(Extracted data entries)
###
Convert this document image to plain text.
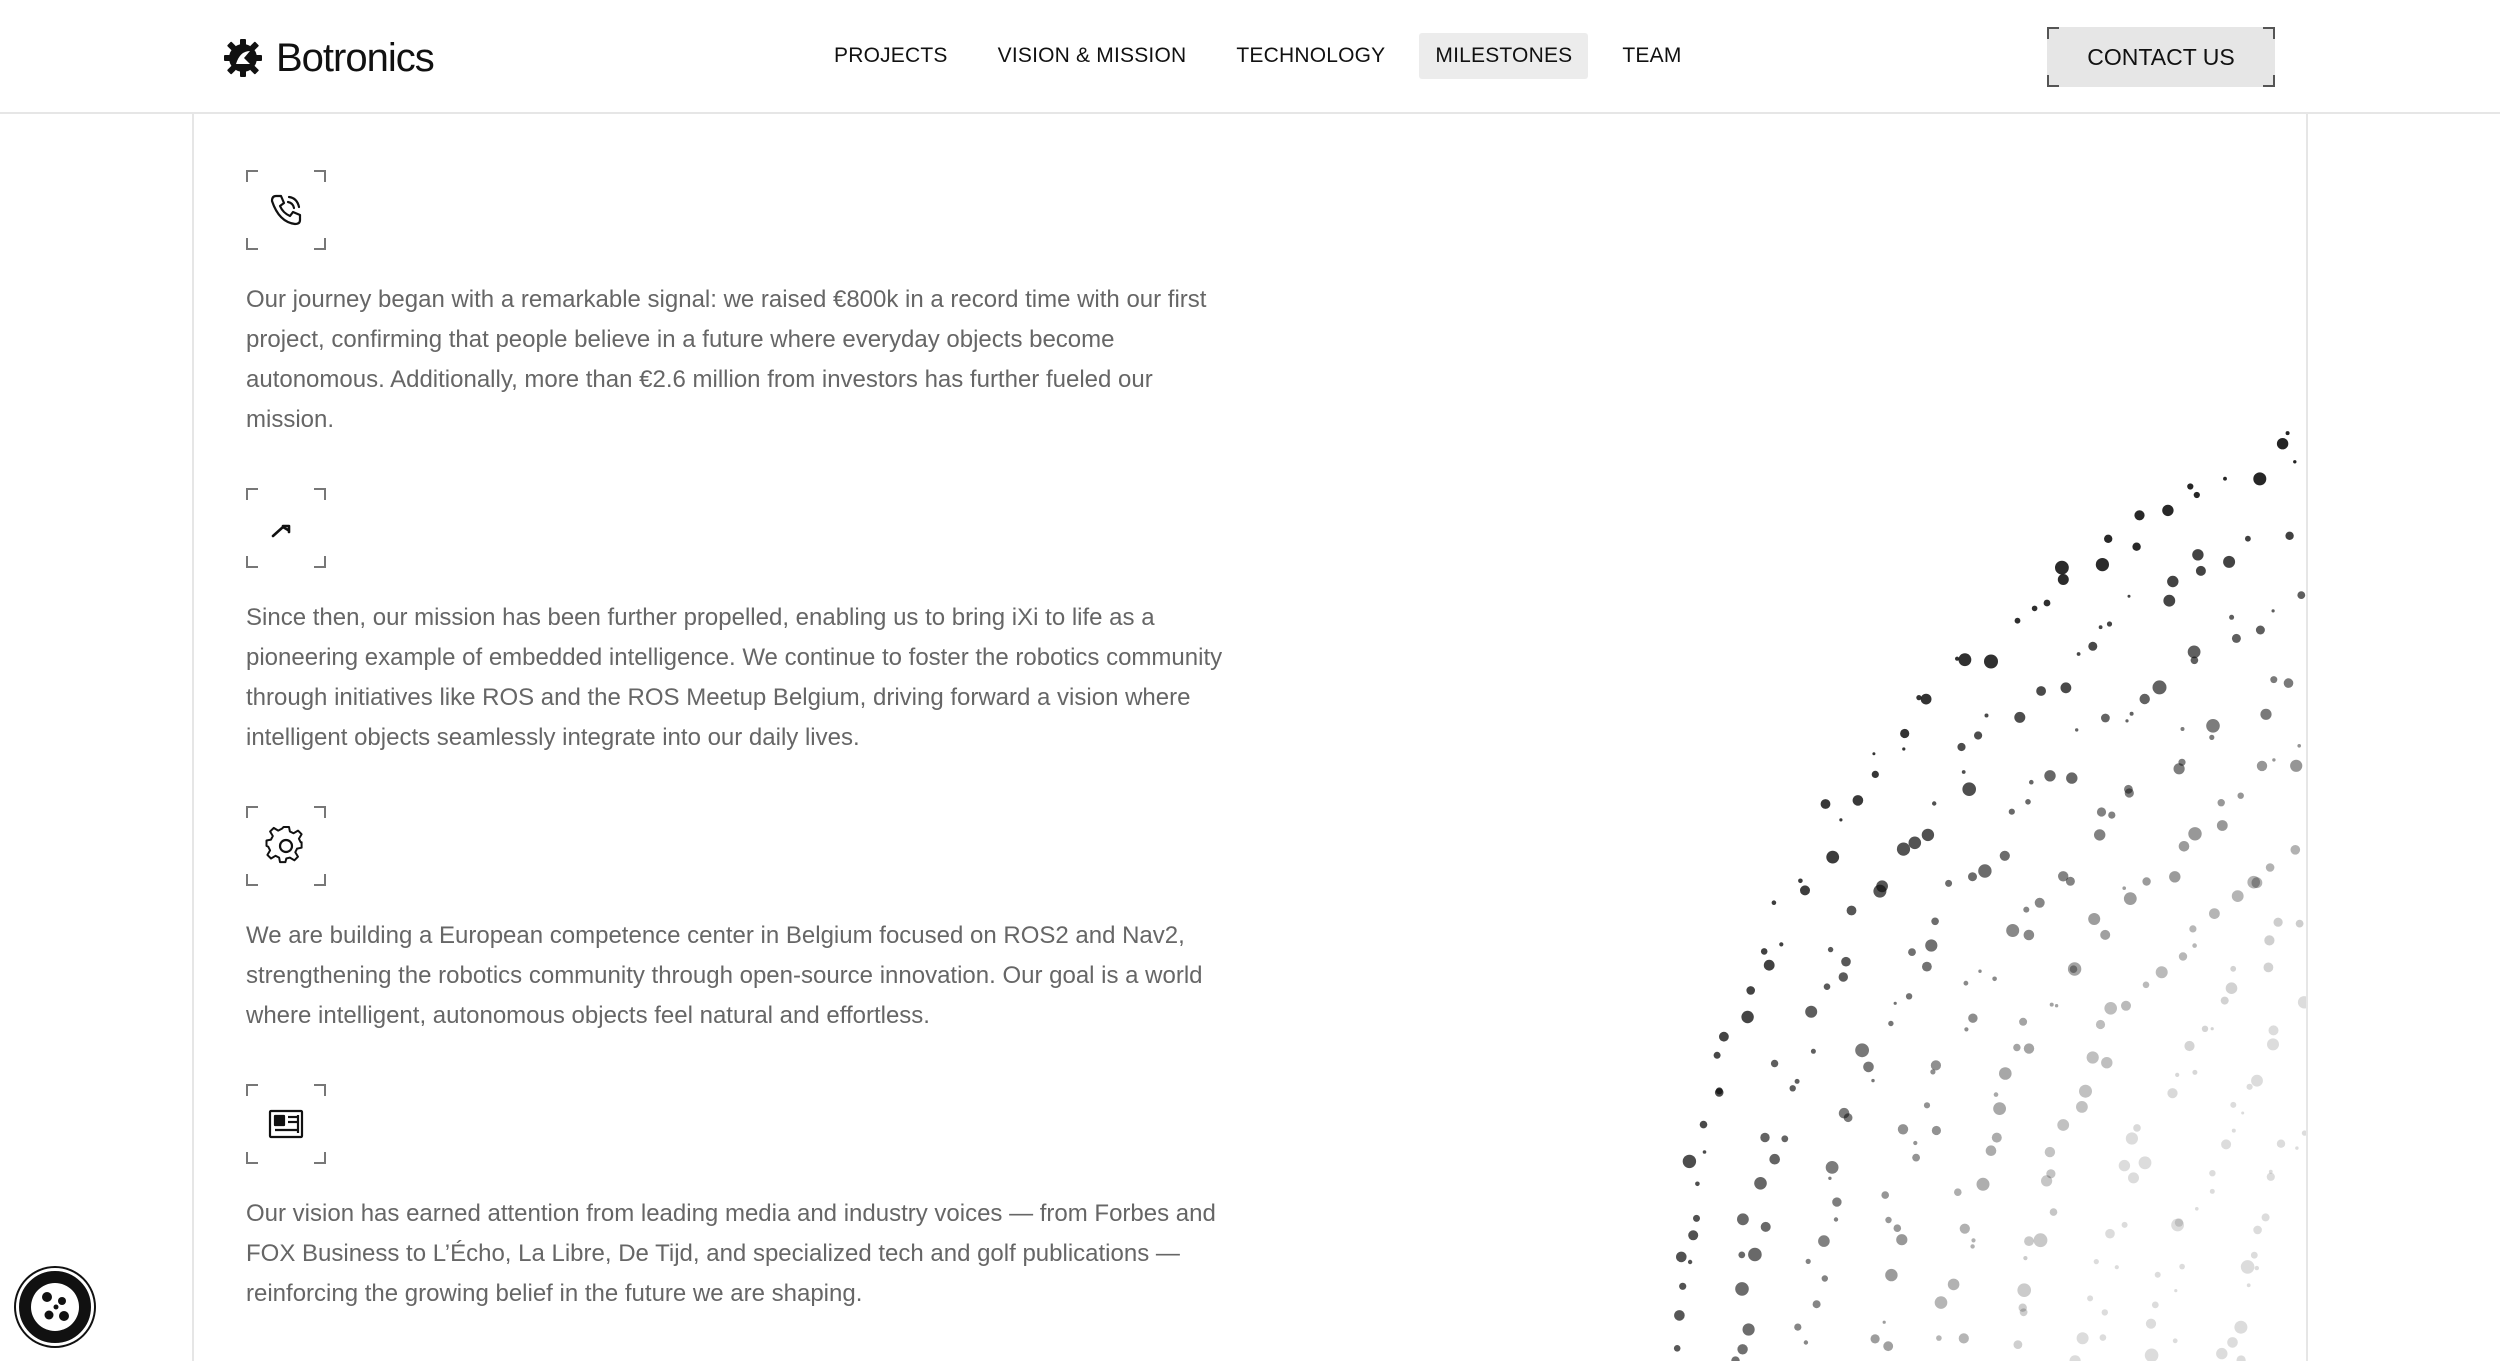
Botronics	PROJECTS	VISION & MISSION	TECHNOLOGY	MILESTONES	TEAM	CONTACT US

Our journey began with a remarkable signal: we raised €800k in a record time with our first project, confirming that people believe in a future where everyday objects become autonomous. Additionally, more than €2.6 million from investors has further fueled our mission.

Since then, our mission has been further propelled, enabling us to bring iXi to life as a pioneering example of embedded intelligence. We continue to foster the robotics community through initiatives like ROS and the ROS Meetup Belgium, driving forward a vision where intelligent objects seamlessly integrate into our daily lives.

We are building a European competence center in Belgium focused on ROS2 and Nav2, strengthening the robotics community through open-source innovation. Our goal is a world where intelligent, autonomous objects feel natural and effortless.

Our vision has earned attention from leading media and industry voices — from Forbes and FOX Business to L’Écho, La Libre, De Tijd, and specialized tech and golf publications — reinforcing the growing belief in the future we are shaping.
###
Prompt ::
Make an exact copy of the whole listing, but don't bring over any pictures.

Solution to this problem ::
Convert this document image to plain text.
Botronics	PROJECTS	VISION & MISSION	TECHNOLOGY	MILESTONES	TEAM	CONTACT US

Our journey began with a remarkable signal: we raised €800k in a record time with our first project, confirming that people believe in a future where everyday objects become autonomous. Additionally, more than €2.6 million from investors has further fueled our mission.

Since then, our mission has been further propelled, enabling us to bring iXi to life as a pioneering example of embedded intelligence. We continue to foster the robotics community through initiatives like ROS and the ROS Meetup Belgium, driving forward a vision where intelligent objects seamlessly integrate into our daily lives.

We are building a European competence center in Belgium focused on ROS2 and Nav2, strengthening the robotics community through open-source innovation. Our goal is a world where intelligent, autonomous objects feel natural and effortless.

Our vision has earned attention from leading media and industry voices — from Forbes and FOX Business to L’Écho, La Libre, De Tijd, and specialized tech and golf publications — reinforcing the growing belief in the future we are shaping.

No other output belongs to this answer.